======== The input
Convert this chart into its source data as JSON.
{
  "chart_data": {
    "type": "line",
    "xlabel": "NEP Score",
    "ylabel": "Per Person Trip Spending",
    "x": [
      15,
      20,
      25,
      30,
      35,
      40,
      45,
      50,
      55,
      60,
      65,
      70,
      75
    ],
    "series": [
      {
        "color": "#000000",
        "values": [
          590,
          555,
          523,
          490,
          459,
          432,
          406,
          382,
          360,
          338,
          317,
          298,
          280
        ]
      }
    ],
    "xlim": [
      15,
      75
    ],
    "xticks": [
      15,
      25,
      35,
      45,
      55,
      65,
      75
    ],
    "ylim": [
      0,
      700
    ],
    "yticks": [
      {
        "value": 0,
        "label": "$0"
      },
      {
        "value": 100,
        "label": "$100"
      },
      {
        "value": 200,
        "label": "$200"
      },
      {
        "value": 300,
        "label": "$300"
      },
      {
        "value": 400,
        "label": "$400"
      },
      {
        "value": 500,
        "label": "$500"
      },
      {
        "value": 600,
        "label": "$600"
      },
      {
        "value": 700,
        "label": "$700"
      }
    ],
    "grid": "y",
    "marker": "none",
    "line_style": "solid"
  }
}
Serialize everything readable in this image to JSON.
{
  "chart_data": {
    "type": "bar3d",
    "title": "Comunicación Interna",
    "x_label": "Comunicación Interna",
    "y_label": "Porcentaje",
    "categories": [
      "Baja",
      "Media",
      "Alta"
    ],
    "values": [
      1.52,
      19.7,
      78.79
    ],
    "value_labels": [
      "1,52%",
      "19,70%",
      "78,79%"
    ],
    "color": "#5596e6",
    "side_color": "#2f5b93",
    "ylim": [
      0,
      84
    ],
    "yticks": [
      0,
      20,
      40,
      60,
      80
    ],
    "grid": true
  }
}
================
◆ Task objective ◆
Reproduce the entire listing word for word.

◆ Task output ◆
Convert this chart into its source data as JSON.
{
  "chart_data": {
    "type": "line",
    "xlabel": "NEP Score",
    "ylabel": "Per Person Trip Spending",
    "x": [
      15,
      20,
      25,
      30,
      35,
      40,
      45,
      50,
      55,
      60,
      65,
      70,
      75
    ],
    "series": [
      {
        "color": "#000000",
        "values": [
          590,
          555,
          523,
          490,
          459,
          432,
          406,
          382,
          360,
          338,
          317,
          298,
          280
        ]
      }
    ],
    "xlim": [
      15,
      75
    ],
    "xticks": [
      15,
      25,
      35,
      45,
      55,
      65,
      75
    ],
    "ylim": [
      0,
      700
    ],
    "yticks": [
      {
        "value": 0,
        "label": "$0"
      },
      {
        "value": 100,
        "label": "$100"
      },
      {
        "value": 200,
        "label": "$200"
      },
      {
        "value": 300,
        "label": "$300"
      },
      {
        "value": 400,
        "label": "$400"
      },
      {
        "value": 500,
        "label": "$500"
      },
      {
        "value": 600,
        "label": "$600"
      },
      {
        "value": 700,
        "label": "$700"
      }
    ],
    "grid": "y",
    "marker": "none",
    "line_style": "solid"
  }
}
Serialize everything readable in this image to JSON.
{
  "chart_data": {
    "type": "bar3d",
    "title": "Comunicación Interna",
    "x_label": "Comunicación Interna",
    "y_label": "Porcentaje",
    "categories": [
      "Baja",
      "Media",
      "Alta"
    ],
    "values": [
      1.52,
      19.7,
      78.79
    ],
    "value_labels": [
      "1,52%",
      "19,70%",
      "78,79%"
    ],
    "color": "#5596e6",
    "side_color": "#2f5b93",
    "ylim": [
      0,
      84
    ],
    "yticks": [
      0,
      20,
      40,
      60,
      80
    ],
    "grid": true
  }
}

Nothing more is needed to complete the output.